STATED PROBLEM: Look through the material and copy each line holding "Predicted".

Stored dataset items

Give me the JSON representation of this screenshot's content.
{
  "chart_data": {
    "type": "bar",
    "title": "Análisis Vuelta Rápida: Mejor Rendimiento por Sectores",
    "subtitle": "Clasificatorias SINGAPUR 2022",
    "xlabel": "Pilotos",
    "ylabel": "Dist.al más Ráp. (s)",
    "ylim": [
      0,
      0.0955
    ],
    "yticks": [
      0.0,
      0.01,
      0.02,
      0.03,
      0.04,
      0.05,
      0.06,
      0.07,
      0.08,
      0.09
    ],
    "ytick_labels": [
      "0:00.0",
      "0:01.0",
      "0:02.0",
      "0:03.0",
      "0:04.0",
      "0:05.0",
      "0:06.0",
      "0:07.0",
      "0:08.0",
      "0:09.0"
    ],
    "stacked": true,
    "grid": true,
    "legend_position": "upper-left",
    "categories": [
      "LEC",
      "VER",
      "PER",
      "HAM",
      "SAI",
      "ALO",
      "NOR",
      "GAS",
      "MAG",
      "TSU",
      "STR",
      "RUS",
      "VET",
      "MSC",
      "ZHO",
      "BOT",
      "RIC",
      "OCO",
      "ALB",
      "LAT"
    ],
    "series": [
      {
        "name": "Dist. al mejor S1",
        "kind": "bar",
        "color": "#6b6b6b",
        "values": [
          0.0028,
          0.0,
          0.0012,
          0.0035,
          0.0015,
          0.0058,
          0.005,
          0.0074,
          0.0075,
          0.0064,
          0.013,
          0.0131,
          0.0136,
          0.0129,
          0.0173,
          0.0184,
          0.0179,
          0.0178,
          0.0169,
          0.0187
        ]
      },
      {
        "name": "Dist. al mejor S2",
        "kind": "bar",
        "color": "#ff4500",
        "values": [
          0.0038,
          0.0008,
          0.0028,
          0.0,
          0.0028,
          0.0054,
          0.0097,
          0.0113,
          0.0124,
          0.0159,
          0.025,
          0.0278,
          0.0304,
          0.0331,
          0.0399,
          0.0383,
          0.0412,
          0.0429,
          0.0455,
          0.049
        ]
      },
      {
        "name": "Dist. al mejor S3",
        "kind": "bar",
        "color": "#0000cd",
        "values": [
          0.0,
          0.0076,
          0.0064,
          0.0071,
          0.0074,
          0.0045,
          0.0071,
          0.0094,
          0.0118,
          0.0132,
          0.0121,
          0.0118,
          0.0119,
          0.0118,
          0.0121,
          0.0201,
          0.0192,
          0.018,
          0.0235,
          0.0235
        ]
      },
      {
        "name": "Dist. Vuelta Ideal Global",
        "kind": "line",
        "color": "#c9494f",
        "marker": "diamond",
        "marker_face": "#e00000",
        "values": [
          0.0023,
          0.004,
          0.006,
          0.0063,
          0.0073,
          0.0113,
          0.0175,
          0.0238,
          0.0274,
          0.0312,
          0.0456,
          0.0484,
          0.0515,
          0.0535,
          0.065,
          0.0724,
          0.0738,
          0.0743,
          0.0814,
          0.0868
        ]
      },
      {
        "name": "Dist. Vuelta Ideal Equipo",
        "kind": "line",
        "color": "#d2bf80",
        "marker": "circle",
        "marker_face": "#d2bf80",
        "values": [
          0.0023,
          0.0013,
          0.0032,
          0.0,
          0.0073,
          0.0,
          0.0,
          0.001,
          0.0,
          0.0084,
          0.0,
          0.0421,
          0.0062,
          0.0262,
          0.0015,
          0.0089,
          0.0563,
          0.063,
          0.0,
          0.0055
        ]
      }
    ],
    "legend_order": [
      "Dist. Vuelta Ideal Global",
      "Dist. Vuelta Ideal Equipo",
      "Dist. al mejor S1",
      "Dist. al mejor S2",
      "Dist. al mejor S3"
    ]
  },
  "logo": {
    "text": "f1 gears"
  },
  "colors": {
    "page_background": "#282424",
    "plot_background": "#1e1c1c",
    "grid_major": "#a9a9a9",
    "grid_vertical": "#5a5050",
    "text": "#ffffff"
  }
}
...
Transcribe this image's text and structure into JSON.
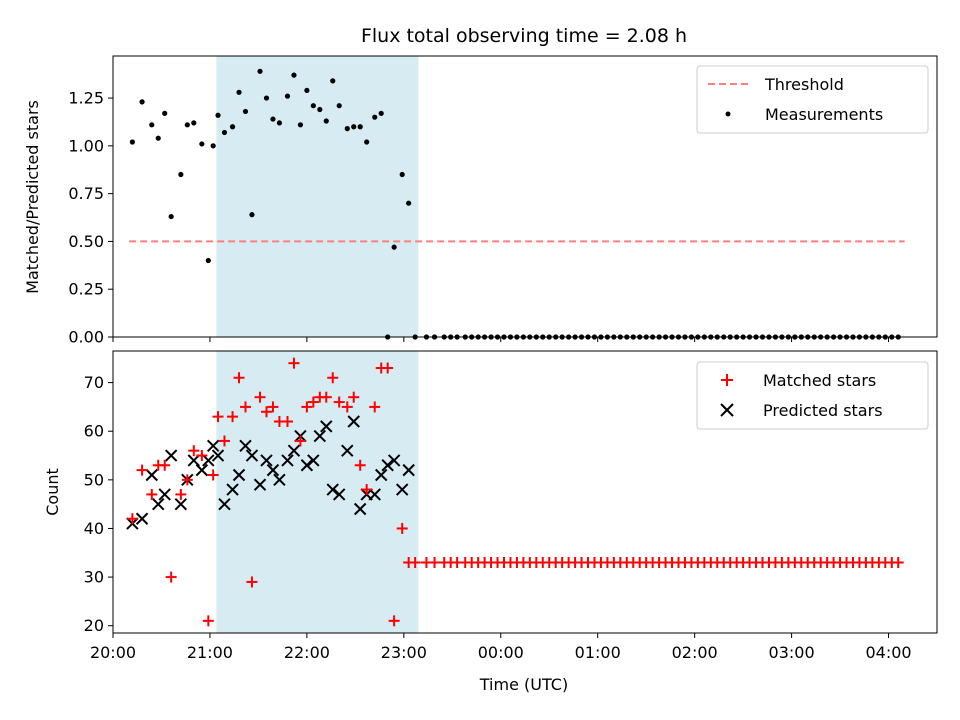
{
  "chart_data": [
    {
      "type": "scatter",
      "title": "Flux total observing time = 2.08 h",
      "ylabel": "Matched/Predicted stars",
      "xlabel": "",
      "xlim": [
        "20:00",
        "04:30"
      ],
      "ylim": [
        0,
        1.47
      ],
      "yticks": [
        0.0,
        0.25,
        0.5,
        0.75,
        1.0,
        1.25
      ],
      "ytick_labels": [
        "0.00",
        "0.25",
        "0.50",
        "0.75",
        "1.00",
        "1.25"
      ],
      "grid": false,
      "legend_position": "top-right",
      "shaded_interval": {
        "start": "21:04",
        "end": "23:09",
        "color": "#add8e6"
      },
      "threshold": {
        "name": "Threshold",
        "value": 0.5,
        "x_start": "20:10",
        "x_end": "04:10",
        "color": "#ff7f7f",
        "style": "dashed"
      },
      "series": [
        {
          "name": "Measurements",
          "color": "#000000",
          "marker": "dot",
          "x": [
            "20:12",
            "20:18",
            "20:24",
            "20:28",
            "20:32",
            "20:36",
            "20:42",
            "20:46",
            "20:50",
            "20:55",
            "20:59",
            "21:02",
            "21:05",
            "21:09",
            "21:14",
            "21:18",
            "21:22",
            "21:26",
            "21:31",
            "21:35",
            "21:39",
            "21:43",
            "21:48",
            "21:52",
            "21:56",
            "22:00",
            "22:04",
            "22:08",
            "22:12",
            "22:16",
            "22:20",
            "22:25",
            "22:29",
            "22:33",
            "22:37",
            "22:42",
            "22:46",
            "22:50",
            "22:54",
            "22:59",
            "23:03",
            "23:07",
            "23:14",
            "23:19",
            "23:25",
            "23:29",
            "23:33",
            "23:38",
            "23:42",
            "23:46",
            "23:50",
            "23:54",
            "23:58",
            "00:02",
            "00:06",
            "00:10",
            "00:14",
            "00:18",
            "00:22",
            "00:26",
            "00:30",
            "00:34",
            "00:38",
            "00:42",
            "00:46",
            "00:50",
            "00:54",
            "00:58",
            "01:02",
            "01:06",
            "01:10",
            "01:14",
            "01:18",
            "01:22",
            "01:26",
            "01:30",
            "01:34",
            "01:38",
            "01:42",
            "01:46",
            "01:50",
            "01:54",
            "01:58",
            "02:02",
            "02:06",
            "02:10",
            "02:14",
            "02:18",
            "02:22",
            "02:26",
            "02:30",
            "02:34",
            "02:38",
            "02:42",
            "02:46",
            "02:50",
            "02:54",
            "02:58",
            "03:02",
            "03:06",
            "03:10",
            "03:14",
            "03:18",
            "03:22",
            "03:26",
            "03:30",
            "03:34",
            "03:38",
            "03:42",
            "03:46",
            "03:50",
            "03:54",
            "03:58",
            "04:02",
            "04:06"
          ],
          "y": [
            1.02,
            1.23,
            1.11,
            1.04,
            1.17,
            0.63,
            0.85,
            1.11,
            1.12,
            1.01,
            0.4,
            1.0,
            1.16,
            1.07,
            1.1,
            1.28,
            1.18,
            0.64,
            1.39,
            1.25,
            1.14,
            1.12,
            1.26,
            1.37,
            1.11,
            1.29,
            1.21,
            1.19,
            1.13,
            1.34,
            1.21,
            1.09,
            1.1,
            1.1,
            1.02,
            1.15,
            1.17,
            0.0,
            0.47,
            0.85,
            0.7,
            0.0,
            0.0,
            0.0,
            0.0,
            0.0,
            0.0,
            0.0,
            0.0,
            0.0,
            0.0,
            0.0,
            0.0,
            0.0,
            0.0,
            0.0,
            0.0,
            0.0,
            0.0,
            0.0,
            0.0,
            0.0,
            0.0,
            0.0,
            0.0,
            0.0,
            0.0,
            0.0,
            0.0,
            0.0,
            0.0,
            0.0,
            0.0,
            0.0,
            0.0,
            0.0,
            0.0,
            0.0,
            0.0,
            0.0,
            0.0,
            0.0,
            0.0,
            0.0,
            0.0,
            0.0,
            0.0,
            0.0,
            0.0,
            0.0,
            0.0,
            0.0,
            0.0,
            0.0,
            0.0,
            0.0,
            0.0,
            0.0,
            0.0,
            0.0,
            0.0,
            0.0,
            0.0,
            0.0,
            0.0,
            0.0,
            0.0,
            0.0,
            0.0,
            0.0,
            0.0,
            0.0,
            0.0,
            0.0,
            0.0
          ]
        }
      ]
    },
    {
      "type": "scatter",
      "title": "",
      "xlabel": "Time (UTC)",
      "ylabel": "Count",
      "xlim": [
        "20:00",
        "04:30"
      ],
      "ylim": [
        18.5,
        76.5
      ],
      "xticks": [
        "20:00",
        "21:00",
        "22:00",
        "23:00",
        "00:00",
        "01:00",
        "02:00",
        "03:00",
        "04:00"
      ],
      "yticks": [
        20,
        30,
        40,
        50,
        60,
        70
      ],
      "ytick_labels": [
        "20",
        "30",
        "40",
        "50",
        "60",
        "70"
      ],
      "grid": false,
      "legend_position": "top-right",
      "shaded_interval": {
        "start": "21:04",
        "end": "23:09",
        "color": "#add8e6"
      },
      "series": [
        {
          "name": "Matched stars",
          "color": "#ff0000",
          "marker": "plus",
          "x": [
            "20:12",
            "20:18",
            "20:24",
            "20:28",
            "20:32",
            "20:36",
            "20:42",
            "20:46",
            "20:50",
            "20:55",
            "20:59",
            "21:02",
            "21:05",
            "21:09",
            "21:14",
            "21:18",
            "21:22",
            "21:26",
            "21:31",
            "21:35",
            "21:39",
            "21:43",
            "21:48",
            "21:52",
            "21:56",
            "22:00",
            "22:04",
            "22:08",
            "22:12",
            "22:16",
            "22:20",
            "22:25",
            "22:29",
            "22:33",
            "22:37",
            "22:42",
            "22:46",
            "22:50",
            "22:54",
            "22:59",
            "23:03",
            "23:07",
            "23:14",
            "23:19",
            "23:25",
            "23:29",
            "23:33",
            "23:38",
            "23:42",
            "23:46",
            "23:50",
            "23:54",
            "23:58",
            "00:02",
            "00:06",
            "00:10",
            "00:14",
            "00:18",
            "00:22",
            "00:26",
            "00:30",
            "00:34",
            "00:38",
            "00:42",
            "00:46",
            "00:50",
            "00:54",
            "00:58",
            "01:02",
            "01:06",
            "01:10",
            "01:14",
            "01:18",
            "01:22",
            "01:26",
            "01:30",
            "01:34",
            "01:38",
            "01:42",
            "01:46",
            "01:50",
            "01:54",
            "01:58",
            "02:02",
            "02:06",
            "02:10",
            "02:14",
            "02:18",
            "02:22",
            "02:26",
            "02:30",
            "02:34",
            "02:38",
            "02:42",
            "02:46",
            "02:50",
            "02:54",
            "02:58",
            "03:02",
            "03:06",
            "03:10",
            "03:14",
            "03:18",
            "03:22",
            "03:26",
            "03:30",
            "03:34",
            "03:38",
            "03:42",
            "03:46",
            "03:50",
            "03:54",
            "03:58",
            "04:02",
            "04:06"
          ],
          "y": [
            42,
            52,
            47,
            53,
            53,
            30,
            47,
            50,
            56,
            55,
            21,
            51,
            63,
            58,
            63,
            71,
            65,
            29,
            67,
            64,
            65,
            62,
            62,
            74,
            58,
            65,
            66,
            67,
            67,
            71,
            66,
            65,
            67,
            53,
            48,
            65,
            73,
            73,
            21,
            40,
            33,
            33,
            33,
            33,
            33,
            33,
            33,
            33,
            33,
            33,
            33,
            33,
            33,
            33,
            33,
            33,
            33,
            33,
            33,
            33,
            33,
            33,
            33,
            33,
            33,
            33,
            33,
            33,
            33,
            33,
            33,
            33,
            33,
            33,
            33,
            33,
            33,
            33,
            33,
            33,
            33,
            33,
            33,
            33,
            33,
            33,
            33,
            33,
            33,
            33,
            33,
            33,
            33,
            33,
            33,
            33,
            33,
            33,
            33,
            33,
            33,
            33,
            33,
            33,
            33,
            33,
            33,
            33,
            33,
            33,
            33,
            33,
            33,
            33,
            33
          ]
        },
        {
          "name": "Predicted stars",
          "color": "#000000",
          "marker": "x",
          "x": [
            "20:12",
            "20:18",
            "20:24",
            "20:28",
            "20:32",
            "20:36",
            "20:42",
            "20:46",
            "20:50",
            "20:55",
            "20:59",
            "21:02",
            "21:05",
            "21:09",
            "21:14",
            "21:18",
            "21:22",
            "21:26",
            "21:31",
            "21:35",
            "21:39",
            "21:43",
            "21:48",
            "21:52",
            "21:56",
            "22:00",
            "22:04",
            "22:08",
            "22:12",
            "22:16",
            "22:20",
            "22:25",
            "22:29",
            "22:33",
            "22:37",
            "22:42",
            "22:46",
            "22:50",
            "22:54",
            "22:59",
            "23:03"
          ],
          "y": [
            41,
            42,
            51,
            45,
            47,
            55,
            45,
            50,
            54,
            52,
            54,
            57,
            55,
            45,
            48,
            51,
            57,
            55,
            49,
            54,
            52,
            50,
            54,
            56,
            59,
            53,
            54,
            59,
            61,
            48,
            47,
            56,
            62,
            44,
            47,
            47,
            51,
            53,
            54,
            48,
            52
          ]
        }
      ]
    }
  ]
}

WORKED SOLUTION:
      "ylabel": "Matched/Predicted stars",
          "name": "Predicted stars",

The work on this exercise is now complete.